* **WHAT IS BEING ASKED**: Spot every line with the word "this" and return it.
-*-
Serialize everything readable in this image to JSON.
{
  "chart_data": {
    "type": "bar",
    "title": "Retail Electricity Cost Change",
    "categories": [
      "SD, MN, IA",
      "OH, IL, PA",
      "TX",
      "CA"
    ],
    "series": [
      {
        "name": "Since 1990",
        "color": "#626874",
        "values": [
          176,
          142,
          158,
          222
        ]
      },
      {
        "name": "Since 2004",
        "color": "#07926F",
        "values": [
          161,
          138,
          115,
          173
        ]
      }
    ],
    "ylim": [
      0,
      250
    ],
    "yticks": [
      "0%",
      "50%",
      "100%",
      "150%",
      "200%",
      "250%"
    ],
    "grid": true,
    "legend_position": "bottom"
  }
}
-*-
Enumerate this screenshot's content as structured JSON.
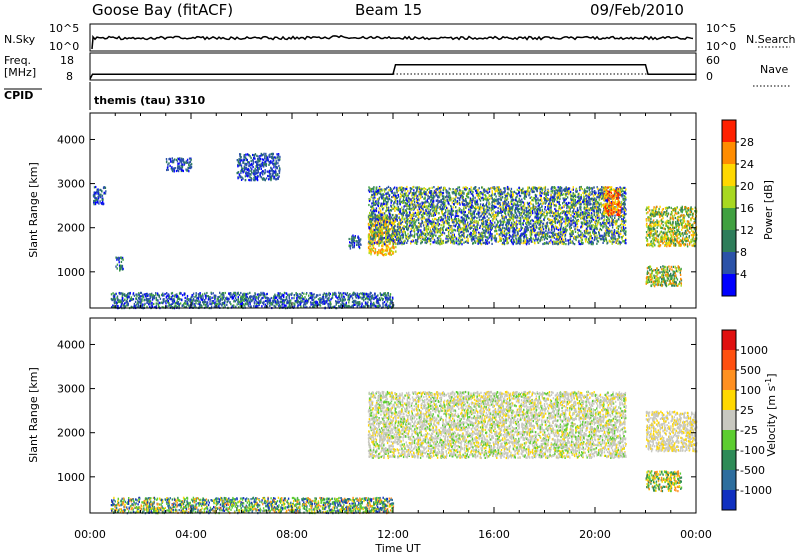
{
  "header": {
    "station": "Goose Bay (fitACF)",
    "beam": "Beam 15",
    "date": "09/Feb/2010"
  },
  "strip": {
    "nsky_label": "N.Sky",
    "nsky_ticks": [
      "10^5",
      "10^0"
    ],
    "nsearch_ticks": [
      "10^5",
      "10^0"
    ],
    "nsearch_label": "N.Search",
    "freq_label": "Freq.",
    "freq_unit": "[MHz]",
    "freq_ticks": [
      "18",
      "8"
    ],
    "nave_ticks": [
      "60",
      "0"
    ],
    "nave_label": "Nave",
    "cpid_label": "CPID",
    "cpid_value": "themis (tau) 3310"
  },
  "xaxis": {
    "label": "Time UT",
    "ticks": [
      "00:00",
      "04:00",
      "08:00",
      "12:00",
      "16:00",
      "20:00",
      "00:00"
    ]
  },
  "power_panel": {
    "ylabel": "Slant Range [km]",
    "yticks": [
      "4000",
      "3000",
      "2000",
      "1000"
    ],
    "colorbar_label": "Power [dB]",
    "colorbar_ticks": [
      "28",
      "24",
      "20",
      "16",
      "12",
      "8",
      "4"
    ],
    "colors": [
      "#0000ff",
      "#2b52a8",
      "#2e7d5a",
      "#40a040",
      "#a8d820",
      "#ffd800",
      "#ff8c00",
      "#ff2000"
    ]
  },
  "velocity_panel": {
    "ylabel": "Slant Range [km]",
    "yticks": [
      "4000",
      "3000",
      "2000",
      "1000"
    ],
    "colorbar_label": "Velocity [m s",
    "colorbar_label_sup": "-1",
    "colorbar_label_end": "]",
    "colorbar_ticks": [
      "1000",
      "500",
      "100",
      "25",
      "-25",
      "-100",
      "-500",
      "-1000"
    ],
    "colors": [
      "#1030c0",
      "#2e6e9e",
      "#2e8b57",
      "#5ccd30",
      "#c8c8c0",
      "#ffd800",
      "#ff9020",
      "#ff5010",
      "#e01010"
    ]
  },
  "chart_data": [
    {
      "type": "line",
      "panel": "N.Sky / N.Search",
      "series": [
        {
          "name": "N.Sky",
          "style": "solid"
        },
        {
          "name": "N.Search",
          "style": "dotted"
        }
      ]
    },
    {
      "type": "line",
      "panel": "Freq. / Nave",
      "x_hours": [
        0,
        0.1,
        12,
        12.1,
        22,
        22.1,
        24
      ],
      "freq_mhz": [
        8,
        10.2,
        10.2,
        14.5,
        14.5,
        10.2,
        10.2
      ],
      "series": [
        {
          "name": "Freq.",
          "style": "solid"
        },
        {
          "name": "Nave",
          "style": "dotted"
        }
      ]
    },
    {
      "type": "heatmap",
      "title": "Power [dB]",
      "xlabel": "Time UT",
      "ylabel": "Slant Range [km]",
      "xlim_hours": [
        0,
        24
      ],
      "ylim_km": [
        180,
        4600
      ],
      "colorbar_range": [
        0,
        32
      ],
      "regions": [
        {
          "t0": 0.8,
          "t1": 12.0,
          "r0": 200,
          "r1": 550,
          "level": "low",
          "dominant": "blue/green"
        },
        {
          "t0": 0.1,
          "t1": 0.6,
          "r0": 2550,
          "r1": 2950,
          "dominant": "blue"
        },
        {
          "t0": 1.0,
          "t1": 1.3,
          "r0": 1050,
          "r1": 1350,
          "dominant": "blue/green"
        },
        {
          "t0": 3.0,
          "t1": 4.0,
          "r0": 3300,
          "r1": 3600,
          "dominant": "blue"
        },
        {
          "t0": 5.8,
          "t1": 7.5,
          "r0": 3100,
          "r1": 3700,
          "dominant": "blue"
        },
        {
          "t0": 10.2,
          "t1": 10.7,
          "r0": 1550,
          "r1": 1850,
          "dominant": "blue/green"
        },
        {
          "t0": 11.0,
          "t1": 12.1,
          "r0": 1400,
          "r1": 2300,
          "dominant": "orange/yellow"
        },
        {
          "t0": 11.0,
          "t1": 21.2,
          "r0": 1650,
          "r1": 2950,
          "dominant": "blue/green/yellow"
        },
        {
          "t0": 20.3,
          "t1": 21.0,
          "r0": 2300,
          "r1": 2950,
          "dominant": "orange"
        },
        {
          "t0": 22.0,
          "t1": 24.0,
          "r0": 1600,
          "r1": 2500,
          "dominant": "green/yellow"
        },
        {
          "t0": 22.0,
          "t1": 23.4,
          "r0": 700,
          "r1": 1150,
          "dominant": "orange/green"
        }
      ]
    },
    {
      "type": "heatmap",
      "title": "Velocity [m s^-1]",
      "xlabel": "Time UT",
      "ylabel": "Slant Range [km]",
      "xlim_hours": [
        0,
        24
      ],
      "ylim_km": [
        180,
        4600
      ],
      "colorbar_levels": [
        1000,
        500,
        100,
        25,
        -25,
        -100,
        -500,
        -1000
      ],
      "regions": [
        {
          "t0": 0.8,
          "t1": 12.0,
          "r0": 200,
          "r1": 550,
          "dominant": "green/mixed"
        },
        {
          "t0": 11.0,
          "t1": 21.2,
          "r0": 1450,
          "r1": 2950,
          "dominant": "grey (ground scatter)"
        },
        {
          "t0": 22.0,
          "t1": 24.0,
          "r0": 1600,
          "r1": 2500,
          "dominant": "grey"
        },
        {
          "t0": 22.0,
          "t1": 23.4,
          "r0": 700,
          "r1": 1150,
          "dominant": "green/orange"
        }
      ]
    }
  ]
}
-*-
* **EXERCISE OUTPUT**:
Serialize everything readable in this image to JSON.
Enumerate this screenshot's content as structured JSON.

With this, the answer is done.